[What you need to do] Your task is to repeat the listing exactly.

:: Given data

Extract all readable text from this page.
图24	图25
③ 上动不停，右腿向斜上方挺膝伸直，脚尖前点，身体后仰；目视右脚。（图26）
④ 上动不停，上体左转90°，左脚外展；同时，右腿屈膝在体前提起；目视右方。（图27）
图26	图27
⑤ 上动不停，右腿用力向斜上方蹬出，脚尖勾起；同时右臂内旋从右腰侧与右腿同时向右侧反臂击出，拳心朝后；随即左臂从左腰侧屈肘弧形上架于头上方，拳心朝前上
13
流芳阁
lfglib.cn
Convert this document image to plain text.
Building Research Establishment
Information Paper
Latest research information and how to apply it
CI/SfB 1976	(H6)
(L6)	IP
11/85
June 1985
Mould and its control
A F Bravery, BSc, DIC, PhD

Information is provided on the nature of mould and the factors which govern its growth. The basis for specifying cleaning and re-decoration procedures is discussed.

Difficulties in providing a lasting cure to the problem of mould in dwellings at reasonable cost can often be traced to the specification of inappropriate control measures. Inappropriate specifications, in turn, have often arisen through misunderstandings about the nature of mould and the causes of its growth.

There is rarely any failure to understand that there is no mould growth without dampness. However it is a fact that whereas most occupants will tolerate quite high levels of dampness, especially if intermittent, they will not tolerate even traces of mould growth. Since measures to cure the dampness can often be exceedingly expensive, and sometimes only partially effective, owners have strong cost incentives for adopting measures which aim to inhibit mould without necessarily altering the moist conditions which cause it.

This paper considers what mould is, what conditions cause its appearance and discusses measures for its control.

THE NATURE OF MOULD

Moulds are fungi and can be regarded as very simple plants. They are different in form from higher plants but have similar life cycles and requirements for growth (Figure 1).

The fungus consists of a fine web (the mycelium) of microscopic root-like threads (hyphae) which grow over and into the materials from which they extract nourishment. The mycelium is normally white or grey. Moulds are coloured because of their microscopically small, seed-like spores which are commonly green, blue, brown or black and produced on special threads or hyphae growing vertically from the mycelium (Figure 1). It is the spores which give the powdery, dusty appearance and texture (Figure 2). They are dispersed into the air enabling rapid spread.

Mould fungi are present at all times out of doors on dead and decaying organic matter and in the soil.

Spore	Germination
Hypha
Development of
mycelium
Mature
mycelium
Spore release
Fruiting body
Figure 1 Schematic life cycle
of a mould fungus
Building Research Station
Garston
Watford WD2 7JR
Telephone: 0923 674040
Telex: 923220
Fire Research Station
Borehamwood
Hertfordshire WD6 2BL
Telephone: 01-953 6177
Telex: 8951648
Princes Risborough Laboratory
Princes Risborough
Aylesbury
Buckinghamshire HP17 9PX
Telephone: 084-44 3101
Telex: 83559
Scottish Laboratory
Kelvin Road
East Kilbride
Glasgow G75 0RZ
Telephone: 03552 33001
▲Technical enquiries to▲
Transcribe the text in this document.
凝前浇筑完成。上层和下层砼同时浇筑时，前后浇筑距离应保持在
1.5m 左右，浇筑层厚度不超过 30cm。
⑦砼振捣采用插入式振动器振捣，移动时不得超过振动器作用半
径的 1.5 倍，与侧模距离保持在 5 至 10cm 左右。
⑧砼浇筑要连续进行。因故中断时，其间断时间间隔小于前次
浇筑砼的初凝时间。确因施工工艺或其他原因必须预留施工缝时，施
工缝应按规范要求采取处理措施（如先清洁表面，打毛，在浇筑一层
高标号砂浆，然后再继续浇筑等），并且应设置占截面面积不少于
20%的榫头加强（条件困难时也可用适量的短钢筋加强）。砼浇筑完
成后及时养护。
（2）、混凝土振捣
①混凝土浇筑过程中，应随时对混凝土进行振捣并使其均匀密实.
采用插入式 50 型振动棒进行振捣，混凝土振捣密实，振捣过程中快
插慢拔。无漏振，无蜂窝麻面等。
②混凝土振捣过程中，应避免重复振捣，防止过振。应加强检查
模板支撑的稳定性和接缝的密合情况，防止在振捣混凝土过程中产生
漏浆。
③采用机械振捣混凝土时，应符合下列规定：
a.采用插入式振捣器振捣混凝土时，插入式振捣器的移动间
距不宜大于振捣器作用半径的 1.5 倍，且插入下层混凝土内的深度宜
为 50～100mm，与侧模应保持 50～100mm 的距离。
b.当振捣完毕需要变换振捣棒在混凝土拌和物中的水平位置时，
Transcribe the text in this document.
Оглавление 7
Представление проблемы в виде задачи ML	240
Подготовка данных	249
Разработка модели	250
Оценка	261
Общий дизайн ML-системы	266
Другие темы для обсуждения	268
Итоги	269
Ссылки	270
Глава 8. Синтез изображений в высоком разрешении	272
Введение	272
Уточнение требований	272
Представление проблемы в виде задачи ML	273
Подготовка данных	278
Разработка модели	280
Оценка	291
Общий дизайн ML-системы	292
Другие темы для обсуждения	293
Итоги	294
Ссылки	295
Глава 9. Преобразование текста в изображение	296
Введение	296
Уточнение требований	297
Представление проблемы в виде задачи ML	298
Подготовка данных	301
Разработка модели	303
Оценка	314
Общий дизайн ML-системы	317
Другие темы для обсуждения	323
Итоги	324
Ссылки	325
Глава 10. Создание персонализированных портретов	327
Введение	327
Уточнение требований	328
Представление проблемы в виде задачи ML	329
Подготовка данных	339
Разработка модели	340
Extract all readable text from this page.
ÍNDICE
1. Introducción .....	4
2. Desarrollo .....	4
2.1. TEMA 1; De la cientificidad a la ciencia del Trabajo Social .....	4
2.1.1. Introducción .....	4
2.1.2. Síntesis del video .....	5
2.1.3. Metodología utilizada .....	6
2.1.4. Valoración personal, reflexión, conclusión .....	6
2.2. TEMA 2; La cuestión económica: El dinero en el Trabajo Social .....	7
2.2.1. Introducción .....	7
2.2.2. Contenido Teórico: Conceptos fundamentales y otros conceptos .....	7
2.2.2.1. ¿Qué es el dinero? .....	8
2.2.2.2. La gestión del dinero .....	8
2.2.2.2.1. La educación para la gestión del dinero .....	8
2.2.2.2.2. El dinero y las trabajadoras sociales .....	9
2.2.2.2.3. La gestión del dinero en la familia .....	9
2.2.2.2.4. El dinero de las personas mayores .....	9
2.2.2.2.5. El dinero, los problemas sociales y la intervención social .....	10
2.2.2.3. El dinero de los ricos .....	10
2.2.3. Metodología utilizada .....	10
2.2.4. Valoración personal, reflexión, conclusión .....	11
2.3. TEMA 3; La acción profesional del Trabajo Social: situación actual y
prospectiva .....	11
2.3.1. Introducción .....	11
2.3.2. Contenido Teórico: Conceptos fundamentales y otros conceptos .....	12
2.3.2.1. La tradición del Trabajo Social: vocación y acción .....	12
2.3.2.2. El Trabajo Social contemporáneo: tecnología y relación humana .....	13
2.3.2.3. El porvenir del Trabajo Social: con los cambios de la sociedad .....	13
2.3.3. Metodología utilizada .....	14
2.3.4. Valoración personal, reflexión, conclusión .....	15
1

::::

[Answer to this problem]
Extract all readable text from this page.
图24	图25
③ 上动不停，右腿向斜上方挺膝伸直，脚尖前点，身体后仰；目视右脚。（图26）
④ 上动不停，上体左转90°，左脚外展；同时，右腿屈膝在体前提起；目视右方。（图27）
图26	图27
⑤ 上动不停，右腿用力向斜上方蹬出，脚尖勾起；同时右臂内旋从右腰侧与右腿同时向右侧反臂击出，拳心朝后；随即左臂从左腰侧屈肘弧形上架于头上方，拳心朝前上
13
流芳阁
lfglib.cn
Convert this document image to plain text.
Building Research Establishment
Information Paper
Latest research information and how to apply it
CI/SfB 1976	(H6)
(L6)	IP
11/85
June 1985
Mould and its control
A F Bravery, BSc, DIC, PhD

Information is provided on the nature of mould and the factors which govern its growth. The basis for specifying cleaning and re-decoration procedures is discussed.

Difficulties in providing a lasting cure to the problem of mould in dwellings at reasonable cost can often be traced to the specification of inappropriate control measures. Inappropriate specifications, in turn, have often arisen through misunderstandings about the nature of mould and the causes of its growth.

There is rarely any failure to understand that there is no mould growth without dampness. However it is a fact that whereas most occupants will tolerate quite high levels of dampness, especially if intermittent, they will not tolerate even traces of mould growth. Since measures to cure the dampness can often be exceedingly expensive, and sometimes only partially effective, owners have strong cost incentives for adopting measures which aim to inhibit mould without necessarily altering the moist conditions which cause it.

This paper considers what mould is, what conditions cause its appearance and discusses measures for its control.

THE NATURE OF MOULD

Moulds are fungi and can be regarded as very simple plants. They are different in form from higher plants but have similar life cycles and requirements for growth (Figure 1).

The fungus consists of a fine web (the mycelium) of microscopic root-like threads (hyphae) which grow over and into the materials from which they extract nourishment. The mycelium is normally white or grey. Moulds are coloured because of their microscopically small, seed-like spores which are commonly green, blue, brown or black and produced on special threads or hyphae growing vertically from the mycelium (Figure 1). It is the spores which give the powdery, dusty appearance and texture (Figure 2). They are dispersed into the air enabling rapid spread.

Mould fungi are present at all times out of doors on dead and decaying organic matter and in the soil.

Spore	Germination
Hypha
Development of
mycelium
Mature
mycelium
Spore release
Fruiting body
Figure 1 Schematic life cycle
of a mould fungus
Building Research Station
Garston
Watford WD2 7JR
Telephone: 0923 674040
Telex: 923220
Fire Research Station
Borehamwood
Hertfordshire WD6 2BL
Telephone: 01-953 6177
Telex: 8951648
Princes Risborough Laboratory
Princes Risborough
Aylesbury
Buckinghamshire HP17 9PX
Telephone: 084-44 3101
Telex: 83559
Scottish Laboratory
Kelvin Road
East Kilbride
Glasgow G75 0RZ
Telephone: 03552 33001
▲Technical enquiries to▲
Transcribe the text in this document.
凝前浇筑完成。上层和下层砼同时浇筑时，前后浇筑距离应保持在
1.5m 左右，浇筑层厚度不超过 30cm。
⑦砼振捣采用插入式振动器振捣，移动时不得超过振动器作用半
径的 1.5 倍，与侧模距离保持在 5 至 10cm 左右。
⑧砼浇筑要连续进行。因故中断时，其间断时间间隔小于前次
浇筑砼的初凝时间。确因施工工艺或其他原因必须预留施工缝时，施
工缝应按规范要求采取处理措施（如先清洁表面，打毛，在浇筑一层
高标号砂浆，然后再继续浇筑等），并且应设置占截面面积不少于
20%的榫头加强（条件困难时也可用适量的短钢筋加强）。砼浇筑完
成后及时养护。
（2）、混凝土振捣
①混凝土浇筑过程中，应随时对混凝土进行振捣并使其均匀密实.
采用插入式 50 型振动棒进行振捣，混凝土振捣密实，振捣过程中快
插慢拔。无漏振，无蜂窝麻面等。
②混凝土振捣过程中，应避免重复振捣，防止过振。应加强检查
模板支撑的稳定性和接缝的密合情况，防止在振捣混凝土过程中产生
漏浆。
③采用机械振捣混凝土时，应符合下列规定：
a.采用插入式振捣器振捣混凝土时，插入式振捣器的移动间
距不宜大于振捣器作用半径的 1.5 倍，且插入下层混凝土内的深度宜
为 50～100mm，与侧模应保持 50～100mm 的距离。
b.当振捣完毕需要变换振捣棒在混凝土拌和物中的水平位置时，
Transcribe the text in this document.
Оглавление 7
Представление проблемы в виде задачи ML	240
Подготовка данных	249
Разработка модели	250
Оценка	261
Общий дизайн ML-системы	266
Другие темы для обсуждения	268
Итоги	269
Ссылки	270
Глава 8. Синтез изображений в высоком разрешении	272
Введение	272
Уточнение требований	272
Представление проблемы в виде задачи ML	273
Подготовка данных	278
Разработка модели	280
Оценка	291
Общий дизайн ML-системы	292
Другие темы для обсуждения	293
Итоги	294
Ссылки	295
Глава 9. Преобразование текста в изображение	296
Введение	296
Уточнение требований	297
Представление проблемы в виде задачи ML	298
Подготовка данных	301
Разработка модели	303
Оценка	314
Общий дизайн ML-системы	317
Другие темы для обсуждения	323
Итоги	324
Ссылки	325
Глава 10. Создание персонализированных портретов	327
Введение	327
Уточнение требований	328
Представление проблемы в виде задачи ML	329
Подготовка данных	339
Разработка модели	340
Extract all readable text from this page.
ÍNDICE
1. Introducción .....	4
2. Desarrollo .....	4
2.1. TEMA 1; De la cientificidad a la ciencia del Trabajo Social .....	4
2.1.1. Introducción .....	4
2.1.2. Síntesis del video .....	5
2.1.3. Metodología utilizada .....	6
2.1.4. Valoración personal, reflexión, conclusión .....	6
2.2. TEMA 2; La cuestión económica: El dinero en el Trabajo Social .....	7
2.2.1. Introducción .....	7
2.2.2. Contenido Teórico: Conceptos fundamentales y otros conceptos .....	7
2.2.2.1. ¿Qué es el dinero? .....	8
2.2.2.2. La gestión del dinero .....	8
2.2.2.2.1. La educación para la gestión del dinero .....	8
2.2.2.2.2. El dinero y las trabajadoras sociales .....	9
2.2.2.2.3. La gestión del dinero en la familia .....	9
2.2.2.2.4. El dinero de las personas mayores .....	9
2.2.2.2.5. El dinero, los problemas sociales y la intervención social .....	10
2.2.2.3. El dinero de los ricos .....	10
2.2.3. Metodología utilizada .....	10
2.2.4. Valoración personal, reflexión, conclusión .....	11
2.3. TEMA 3; La acción profesional del Trabajo Social: situación actual y
prospectiva .....	11
2.3.1. Introducción .....	11
2.3.2. Contenido Teórico: Conceptos fundamentales y otros conceptos .....	12
2.3.2.1. La tradición del Trabajo Social: vocación y acción .....	12
2.3.2.2. El Trabajo Social contemporáneo: tecnología y relación humana .....	13
2.3.2.3. El porvenir del Trabajo Social: con los cambios de la sociedad .....	13
2.3.3. Metodología utilizada .....	14
2.3.4. Valoración personal, reflexión, conclusión .....	15
1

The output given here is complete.